▸ **What is expected**: Write out every entry exactly as it stands.

▸ **Records for this exercise**:
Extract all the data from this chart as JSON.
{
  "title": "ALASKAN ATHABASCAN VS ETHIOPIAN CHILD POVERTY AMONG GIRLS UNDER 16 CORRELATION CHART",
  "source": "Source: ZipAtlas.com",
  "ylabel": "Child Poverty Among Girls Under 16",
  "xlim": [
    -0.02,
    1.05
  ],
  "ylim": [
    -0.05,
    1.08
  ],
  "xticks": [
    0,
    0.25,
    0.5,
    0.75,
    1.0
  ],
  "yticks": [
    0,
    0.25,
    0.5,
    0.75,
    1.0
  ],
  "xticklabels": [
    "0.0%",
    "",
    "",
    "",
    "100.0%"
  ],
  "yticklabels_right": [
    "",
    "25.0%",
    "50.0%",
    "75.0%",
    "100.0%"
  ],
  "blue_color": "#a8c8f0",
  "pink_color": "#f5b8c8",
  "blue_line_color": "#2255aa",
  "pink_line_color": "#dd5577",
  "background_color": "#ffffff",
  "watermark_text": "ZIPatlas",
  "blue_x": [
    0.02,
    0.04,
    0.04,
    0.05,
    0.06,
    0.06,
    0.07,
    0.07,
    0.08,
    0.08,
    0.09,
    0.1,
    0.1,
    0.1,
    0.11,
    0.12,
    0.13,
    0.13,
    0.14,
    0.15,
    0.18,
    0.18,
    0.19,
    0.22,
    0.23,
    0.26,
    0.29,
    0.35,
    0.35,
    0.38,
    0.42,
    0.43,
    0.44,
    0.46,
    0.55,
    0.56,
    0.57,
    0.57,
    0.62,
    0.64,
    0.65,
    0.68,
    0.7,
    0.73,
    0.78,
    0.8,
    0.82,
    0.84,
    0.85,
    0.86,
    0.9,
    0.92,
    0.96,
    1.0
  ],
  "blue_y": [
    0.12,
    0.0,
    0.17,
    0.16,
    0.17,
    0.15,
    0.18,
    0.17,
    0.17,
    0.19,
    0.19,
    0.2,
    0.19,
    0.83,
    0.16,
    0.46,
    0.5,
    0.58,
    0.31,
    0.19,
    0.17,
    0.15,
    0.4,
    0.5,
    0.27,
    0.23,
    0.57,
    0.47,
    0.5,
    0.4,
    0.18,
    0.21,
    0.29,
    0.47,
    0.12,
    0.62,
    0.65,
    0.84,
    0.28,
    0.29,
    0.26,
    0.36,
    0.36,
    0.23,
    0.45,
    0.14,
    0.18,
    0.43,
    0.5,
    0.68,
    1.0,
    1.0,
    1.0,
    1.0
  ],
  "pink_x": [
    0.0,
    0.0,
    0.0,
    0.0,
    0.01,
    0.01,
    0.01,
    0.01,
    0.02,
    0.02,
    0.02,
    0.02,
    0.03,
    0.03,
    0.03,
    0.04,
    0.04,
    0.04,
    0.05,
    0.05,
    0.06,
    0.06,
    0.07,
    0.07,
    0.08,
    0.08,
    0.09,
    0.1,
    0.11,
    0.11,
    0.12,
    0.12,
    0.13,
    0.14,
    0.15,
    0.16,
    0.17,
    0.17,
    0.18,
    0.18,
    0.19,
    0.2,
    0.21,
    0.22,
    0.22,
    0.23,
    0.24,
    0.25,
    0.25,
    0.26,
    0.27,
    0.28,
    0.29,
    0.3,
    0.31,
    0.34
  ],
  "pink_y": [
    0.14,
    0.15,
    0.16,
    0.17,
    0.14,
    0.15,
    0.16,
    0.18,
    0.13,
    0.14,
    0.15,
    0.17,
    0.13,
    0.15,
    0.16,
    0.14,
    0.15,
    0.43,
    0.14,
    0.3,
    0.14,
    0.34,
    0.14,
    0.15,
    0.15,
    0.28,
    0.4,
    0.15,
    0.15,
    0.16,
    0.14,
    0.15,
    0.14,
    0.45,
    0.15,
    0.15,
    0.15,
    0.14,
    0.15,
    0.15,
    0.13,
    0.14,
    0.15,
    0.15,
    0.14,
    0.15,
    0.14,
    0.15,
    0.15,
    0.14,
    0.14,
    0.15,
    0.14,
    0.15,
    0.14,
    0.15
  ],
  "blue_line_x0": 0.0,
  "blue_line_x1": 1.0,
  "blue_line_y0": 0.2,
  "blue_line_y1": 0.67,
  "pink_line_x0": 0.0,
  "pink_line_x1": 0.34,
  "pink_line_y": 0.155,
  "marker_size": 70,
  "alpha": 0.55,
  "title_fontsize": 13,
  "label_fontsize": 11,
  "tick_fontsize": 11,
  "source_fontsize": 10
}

▸ **Response to the task**:
Extract all the data from this chart as JSON.
{
  "title": "ALASKAN ATHABASCAN VS ETHIOPIAN CHILD POVERTY AMONG GIRLS UNDER 16 CORRELATION CHART",
  "source": "Source: ZipAtlas.com",
  "ylabel": "Child Poverty Among Girls Under 16",
  "xlim": [
    -0.02,
    1.05
  ],
  "ylim": [
    -0.05,
    1.08
  ],
  "xticks": [
    0,
    0.25,
    0.5,
    0.75,
    1.0
  ],
  "yticks": [
    0,
    0.25,
    0.5,
    0.75,
    1.0
  ],
  "xticklabels": [
    "0.0%",
    "",
    "",
    "",
    "100.0%"
  ],
  "yticklabels_right": [
    "",
    "25.0%",
    "50.0%",
    "75.0%",
    "100.0%"
  ],
  "blue_color": "#a8c8f0",
  "pink_color": "#f5b8c8",
  "blue_line_color": "#2255aa",
  "pink_line_color": "#dd5577",
  "background_color": "#ffffff",
  "watermark_text": "ZIPatlas",
  "blue_x": [
    0.02,
    0.04,
    0.04,
    0.05,
    0.06,
    0.06,
    0.07,
    0.07,
    0.08,
    0.08,
    0.09,
    0.1,
    0.1,
    0.1,
    0.11,
    0.12,
    0.13,
    0.13,
    0.14,
    0.15,
    0.18,
    0.18,
    0.19,
    0.22,
    0.23,
    0.26,
    0.29,
    0.35,
    0.35,
    0.38,
    0.42,
    0.43,
    0.44,
    0.46,
    0.55,
    0.56,
    0.57,
    0.57,
    0.62,
    0.64,
    0.65,
    0.68,
    0.7,
    0.73,
    0.78,
    0.8,
    0.82,
    0.84,
    0.85,
    0.86,
    0.9,
    0.92,
    0.96,
    1.0
  ],
  "blue_y": [
    0.12,
    0.0,
    0.17,
    0.16,
    0.17,
    0.15,
    0.18,
    0.17,
    0.17,
    0.19,
    0.19,
    0.2,
    0.19,
    0.83,
    0.16,
    0.46,
    0.5,
    0.58,
    0.31,
    0.19,
    0.17,
    0.15,
    0.4,
    0.5,
    0.27,
    0.23,
    0.57,
    0.47,
    0.5,
    0.4,
    0.18,
    0.21,
    0.29,
    0.47,
    0.12,
    0.62,
    0.65,
    0.84,
    0.28,
    0.29,
    0.26,
    0.36,
    0.36,
    0.23,
    0.45,
    0.14,
    0.18,
    0.43,
    0.5,
    0.68,
    1.0,
    1.0,
    1.0,
    1.0
  ],
  "pink_x": [
    0.0,
    0.0,
    0.0,
    0.0,
    0.01,
    0.01,
    0.01,
    0.01,
    0.02,
    0.02,
    0.02,
    0.02,
    0.03,
    0.03,
    0.03,
    0.04,
    0.04,
    0.04,
    0.05,
    0.05,
    0.06,
    0.06,
    0.07,
    0.07,
    0.08,
    0.08,
    0.09,
    0.1,
    0.11,
    0.11,
    0.12,
    0.12,
    0.13,
    0.14,
    0.15,
    0.16,
    0.17,
    0.17,
    0.18,
    0.18,
    0.19,
    0.2,
    0.21,
    0.22,
    0.22,
    0.23,
    0.24,
    0.25,
    0.25,
    0.26,
    0.27,
    0.28,
    0.29,
    0.3,
    0.31,
    0.34
  ],
  "pink_y": [
    0.14,
    0.15,
    0.16,
    0.17,
    0.14,
    0.15,
    0.16,
    0.18,
    0.13,
    0.14,
    0.15,
    0.17,
    0.13,
    0.15,
    0.16,
    0.14,
    0.15,
    0.43,
    0.14,
    0.3,
    0.14,
    0.34,
    0.14,
    0.15,
    0.15,
    0.28,
    0.4,
    0.15,
    0.15,
    0.16,
    0.14,
    0.15,
    0.14,
    0.45,
    0.15,
    0.15,
    0.15,
    0.14,
    0.15,
    0.15,
    0.13,
    0.14,
    0.15,
    0.15,
    0.14,
    0.15,
    0.14,
    0.15,
    0.15,
    0.14,
    0.14,
    0.15,
    0.14,
    0.15,
    0.14,
    0.15
  ],
  "blue_line_x0": 0.0,
  "blue_line_x1": 1.0,
  "blue_line_y0": 0.2,
  "blue_line_y1": 0.67,
  "pink_line_x0": 0.0,
  "pink_line_x1": 0.34,
  "pink_line_y": 0.155,
  "marker_size": 70,
  "alpha": 0.55,
  "title_fontsize": 13,
  "label_fontsize": 11,
  "tick_fontsize": 11,
  "source_fontsize": 10
}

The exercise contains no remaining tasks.